### Source material:
►

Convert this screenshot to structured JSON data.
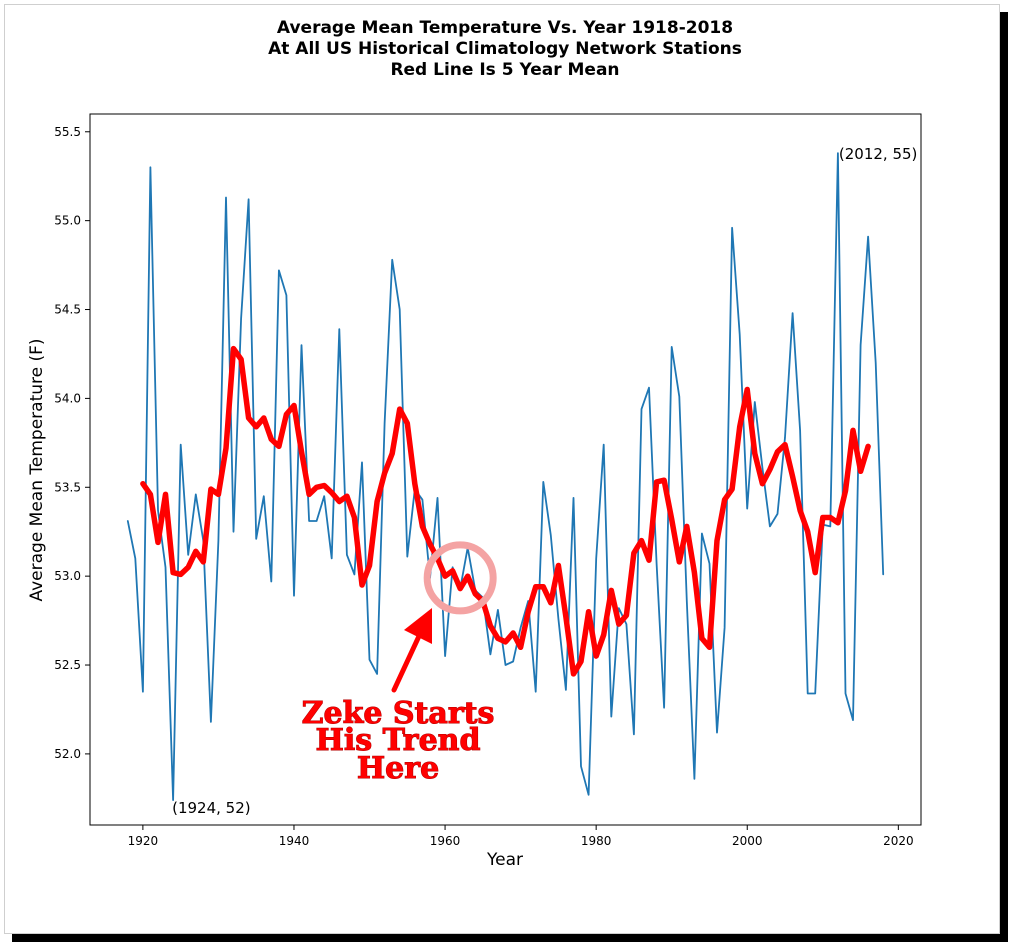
{
  "chart_data": {
    "type": "line",
    "title_lines": [
      "Average Mean Temperature Vs. Year 1918-2018",
      "At All US Historical Climatology Network Stations",
      "Red Line Is 5 Year Mean"
    ],
    "xlabel": "Year",
    "ylabel": "Average Mean Temperature (F)",
    "xlim": [
      1913,
      2023
    ],
    "ylim": [
      51.6,
      55.6
    ],
    "xticks": [
      "1920",
      "1940",
      "1960",
      "1980",
      "2000",
      "2020"
    ],
    "yticks": [
      "52.0",
      "52.5",
      "53.0",
      "53.5",
      "54.0",
      "54.5",
      "55.0",
      "55.5"
    ],
    "grid": false,
    "series": [
      {
        "color": "#1f77b4",
        "x": [
          1918,
          1919,
          1920,
          1921,
          1922,
          1923,
          1924,
          1925,
          1926,
          1927,
          1928,
          1929,
          1930,
          1931,
          1932,
          1933,
          1934,
          1935,
          1936,
          1937,
          1938,
          1939,
          1940,
          1941,
          1942,
          1943,
          1944,
          1945,
          1946,
          1947,
          1948,
          1949,
          1950,
          1951,
          1952,
          1953,
          1954,
          1955,
          1956,
          1957,
          1958,
          1959,
          1960,
          1961,
          1962,
          1963,
          1964,
          1965,
          1966,
          1967,
          1968,
          1969,
          1970,
          1971,
          1972,
          1973,
          1974,
          1975,
          1976,
          1977,
          1978,
          1979,
          1980,
          1981,
          1982,
          1983,
          1984,
          1985,
          1986,
          1987,
          1988,
          1989,
          1990,
          1991,
          1992,
          1993,
          1994,
          1995,
          1996,
          1997,
          1998,
          1999,
          2000,
          2001,
          2002,
          2003,
          2004,
          2005,
          2006,
          2007,
          2008,
          2009,
          2010,
          2011,
          2012,
          2013,
          2014,
          2015,
          2016,
          2017,
          2018
        ],
        "y": [
          53.31,
          53.1,
          52.35,
          55.3,
          53.37,
          53.05,
          51.74,
          53.74,
          53.12,
          53.46,
          53.2,
          52.18,
          53.2,
          55.13,
          53.25,
          54.45,
          55.12,
          53.21,
          53.45,
          52.97,
          54.72,
          54.58,
          52.89,
          54.3,
          53.31,
          53.31,
          53.45,
          53.1,
          54.39,
          53.12,
          53.01,
          53.64,
          52.53,
          52.45,
          53.86,
          54.78,
          54.5,
          53.11,
          53.49,
          53.43,
          52.99,
          53.44,
          52.55,
          53.05,
          52.93,
          53.16,
          52.92,
          52.88,
          52.56,
          52.81,
          52.5,
          52.52,
          52.71,
          52.86,
          52.35,
          53.53,
          53.23,
          52.76,
          52.36,
          53.44,
          51.93,
          51.77,
          53.1,
          53.74,
          52.21,
          52.82,
          52.73,
          52.11,
          53.94,
          54.06,
          53.07,
          52.26,
          54.29,
          54.01,
          52.86,
          51.86,
          53.24,
          53.07,
          52.12,
          52.71,
          54.96,
          54.36,
          53.38,
          53.98,
          53.61,
          53.28,
          53.35,
          53.78,
          54.48,
          53.82,
          52.34,
          52.34,
          53.29,
          53.28,
          55.38,
          52.34,
          52.19,
          54.3,
          54.91,
          54.2,
          53.01
        ]
      },
      {
        "name": "5 Year Mean",
        "color": "#ff0000",
        "x": [
          1920,
          1921,
          1922,
          1923,
          1924,
          1925,
          1926,
          1927,
          1928,
          1929,
          1930,
          1931,
          1932,
          1933,
          1934,
          1935,
          1936,
          1937,
          1938,
          1939,
          1940,
          1941,
          1942,
          1943,
          1944,
          1945,
          1946,
          1947,
          1948,
          1949,
          1950,
          1951,
          1952,
          1953,
          1954,
          1955,
          1956,
          1957,
          1958,
          1959,
          1960,
          1961,
          1962,
          1963,
          1964,
          1965,
          1966,
          1967,
          1968,
          1969,
          1970,
          1971,
          1972,
          1973,
          1974,
          1975,
          1976,
          1977,
          1978,
          1979,
          1980,
          1981,
          1982,
          1983,
          1984,
          1985,
          1986,
          1987,
          1988,
          1989,
          1990,
          1991,
          1992,
          1993,
          1994,
          1995,
          1996,
          1997,
          1998,
          1999,
          2000,
          2001,
          2002,
          2003,
          2004,
          2005,
          2006,
          2007,
          2008,
          2009,
          2010,
          2011,
          2012,
          2013,
          2014,
          2015,
          2016
        ],
        "y": [
          53.52,
          53.46,
          53.19,
          53.46,
          53.02,
          53.01,
          53.05,
          53.14,
          53.08,
          53.49,
          53.46,
          53.72,
          54.28,
          54.22,
          53.89,
          53.84,
          53.89,
          53.77,
          53.73,
          53.91,
          53.96,
          53.7,
          53.46,
          53.5,
          53.51,
          53.47,
          53.42,
          53.45,
          53.33,
          52.95,
          53.06,
          53.42,
          53.58,
          53.69,
          53.94,
          53.86,
          53.52,
          53.28,
          53.18,
          53.1,
          53.0,
          53.03,
          52.93,
          53.0,
          52.9,
          52.86,
          52.72,
          52.65,
          52.63,
          52.68,
          52.6,
          52.8,
          52.94,
          52.94,
          52.85,
          53.06,
          52.77,
          52.45,
          52.52,
          52.8,
          52.55,
          52.67,
          52.92,
          52.73,
          52.78,
          53.13,
          53.2,
          53.09,
          53.53,
          53.54,
          53.32,
          53.08,
          53.28,
          53.02,
          52.65,
          52.6,
          53.2,
          53.43,
          53.49,
          53.84,
          54.05,
          53.69,
          53.52,
          53.6,
          53.7,
          53.74,
          53.56,
          53.37,
          53.25,
          53.02,
          53.33,
          53.33,
          53.3,
          53.48,
          53.82,
          53.59,
          53.73
        ]
      }
    ],
    "annotations": [
      {
        "text": "(2012, 55)",
        "x": 2012,
        "y": 55.38
      },
      {
        "text": "(1924, 52)",
        "x": 1924,
        "y": 51.74
      }
    ],
    "callout": {
      "lines": [
        "Zeke Starts",
        "His Trend",
        "Here"
      ],
      "target": {
        "x": 1962,
        "y": 52.99
      },
      "ring_color": "#f4a3a3",
      "arrow_color": "#ff0000"
    }
  }
}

◄

### What is being asked:
Report how many lines of the listing hold the string "Year", giving only the number.

### Output of the exercise:
4